--- BEGIN ---

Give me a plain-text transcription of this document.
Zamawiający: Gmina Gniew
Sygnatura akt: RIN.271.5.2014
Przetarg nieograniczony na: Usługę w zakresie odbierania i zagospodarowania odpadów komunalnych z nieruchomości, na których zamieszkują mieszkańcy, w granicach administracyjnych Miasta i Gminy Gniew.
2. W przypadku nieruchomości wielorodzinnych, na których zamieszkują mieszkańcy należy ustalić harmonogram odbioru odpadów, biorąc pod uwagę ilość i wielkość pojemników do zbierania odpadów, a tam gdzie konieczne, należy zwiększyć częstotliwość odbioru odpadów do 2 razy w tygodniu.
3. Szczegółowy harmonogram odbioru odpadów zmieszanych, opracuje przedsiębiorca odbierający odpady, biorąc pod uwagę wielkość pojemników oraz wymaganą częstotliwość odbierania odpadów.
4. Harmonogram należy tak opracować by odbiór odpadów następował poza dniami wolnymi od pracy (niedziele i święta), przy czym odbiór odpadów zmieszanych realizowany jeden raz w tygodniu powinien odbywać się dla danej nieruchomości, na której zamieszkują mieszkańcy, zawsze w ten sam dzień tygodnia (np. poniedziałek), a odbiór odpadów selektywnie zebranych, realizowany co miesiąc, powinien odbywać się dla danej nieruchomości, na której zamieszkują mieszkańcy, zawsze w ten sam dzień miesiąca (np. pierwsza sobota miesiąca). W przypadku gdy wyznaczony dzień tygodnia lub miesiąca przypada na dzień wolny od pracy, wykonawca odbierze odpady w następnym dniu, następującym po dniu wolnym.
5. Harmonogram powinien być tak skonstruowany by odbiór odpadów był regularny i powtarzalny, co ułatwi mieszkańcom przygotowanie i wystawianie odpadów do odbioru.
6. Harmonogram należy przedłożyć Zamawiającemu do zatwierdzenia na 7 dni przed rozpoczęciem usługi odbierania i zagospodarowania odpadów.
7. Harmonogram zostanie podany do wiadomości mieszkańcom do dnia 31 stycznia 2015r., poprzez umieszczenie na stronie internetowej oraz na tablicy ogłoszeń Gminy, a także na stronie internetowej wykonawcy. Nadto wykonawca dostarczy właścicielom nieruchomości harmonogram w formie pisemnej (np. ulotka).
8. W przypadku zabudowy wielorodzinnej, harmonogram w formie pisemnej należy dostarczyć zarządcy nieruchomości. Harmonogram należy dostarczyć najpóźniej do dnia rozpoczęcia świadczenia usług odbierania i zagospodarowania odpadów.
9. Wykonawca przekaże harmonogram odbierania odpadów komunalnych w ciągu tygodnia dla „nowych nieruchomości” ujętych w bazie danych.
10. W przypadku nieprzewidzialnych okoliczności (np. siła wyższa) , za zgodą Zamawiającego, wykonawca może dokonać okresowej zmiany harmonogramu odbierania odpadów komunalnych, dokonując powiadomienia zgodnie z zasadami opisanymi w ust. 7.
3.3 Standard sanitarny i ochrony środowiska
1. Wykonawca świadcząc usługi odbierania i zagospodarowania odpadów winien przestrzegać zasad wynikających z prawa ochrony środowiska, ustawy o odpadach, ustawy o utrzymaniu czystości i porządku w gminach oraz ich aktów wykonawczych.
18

--- END ---

• **Work instructions**
Print out every entry, keeping each one exact.

• **Result**
Give me a plain-text transcription of this document.
Zamawiający: Gmina Gniew
Sygnatura akt: RIN.271.5.2014
Przetarg nieograniczony na: Usługę w zakresie odbierania i zagospodarowania odpadów komunalnych z nieruchomości, na których zamieszkują mieszkańcy, w granicach administracyjnych Miasta i Gminy Gniew.
2. W przypadku nieruchomości wielorodzinnych, na których zamieszkują mieszkańcy należy ustalić harmonogram odbioru odpadów, biorąc pod uwagę ilość i wielkość pojemników do zbierania odpadów, a tam gdzie konieczne, należy zwiększyć częstotliwość odbioru odpadów do 2 razy w tygodniu.
3. Szczegółowy harmonogram odbioru odpadów zmieszanych, opracuje przedsiębiorca odbierający odpady, biorąc pod uwagę wielkość pojemników oraz wymaganą częstotliwość odbierania odpadów.
4. Harmonogram należy tak opracować by odbiór odpadów następował poza dniami wolnymi od pracy (niedziele i święta), przy czym odbiór odpadów zmieszanych realizowany jeden raz w tygodniu powinien odbywać się dla danej nieruchomości, na której zamieszkują mieszkańcy, zawsze w ten sam dzień tygodnia (np. poniedziałek), a odbiór odpadów selektywnie zebranych, realizowany co miesiąc, powinien odbywać się dla danej nieruchomości, na której zamieszkują mieszkańcy, zawsze w ten sam dzień miesiąca (np. pierwsza sobota miesiąca). W przypadku gdy wyznaczony dzień tygodnia lub miesiąca przypada na dzień wolny od pracy, wykonawca odbierze odpady w następnym dniu, następującym po dniu wolnym.
5. Harmonogram powinien być tak skonstruowany by odbiór odpadów był regularny i powtarzalny, co ułatwi mieszkańcom przygotowanie i wystawianie odpadów do odbioru.
6. Harmonogram należy przedłożyć Zamawiającemu do zatwierdzenia na 7 dni przed rozpoczęciem usługi odbierania i zagospodarowania odpadów.
7. Harmonogram zostanie podany do wiadomości mieszkańcom do dnia 31 stycznia 2015r., poprzez umieszczenie na stronie internetowej oraz na tablicy ogłoszeń Gminy, a także na stronie internetowej wykonawcy. Nadto wykonawca dostarczy właścicielom nieruchomości harmonogram w formie pisemnej (np. ulotka).
8. W przypadku zabudowy wielorodzinnej, harmonogram w formie pisemnej należy dostarczyć zarządcy nieruchomości. Harmonogram należy dostarczyć najpóźniej do dnia rozpoczęcia świadczenia usług odbierania i zagospodarowania odpadów.
9. Wykonawca przekaże harmonogram odbierania odpadów komunalnych w ciągu tygodnia dla „nowych nieruchomości” ujętych w bazie danych.
10. W przypadku nieprzewidzialnych okoliczności (np. siła wyższa) , za zgodą Zamawiającego, wykonawca może dokonać okresowej zmiany harmonogramu odbierania odpadów komunalnych, dokonując powiadomienia zgodnie z zasadami opisanymi w ust. 7.
3.3 Standard sanitarny i ochrony środowiska
1. Wykonawca świadcząc usługi odbierania i zagospodarowania odpadów winien przestrzegać zasad wynikających z prawa ochrony środowiska, ustawy o odpadach, ustawy o utrzymaniu czystości i porządku w gminach oraz ich aktów wykonawczych.
18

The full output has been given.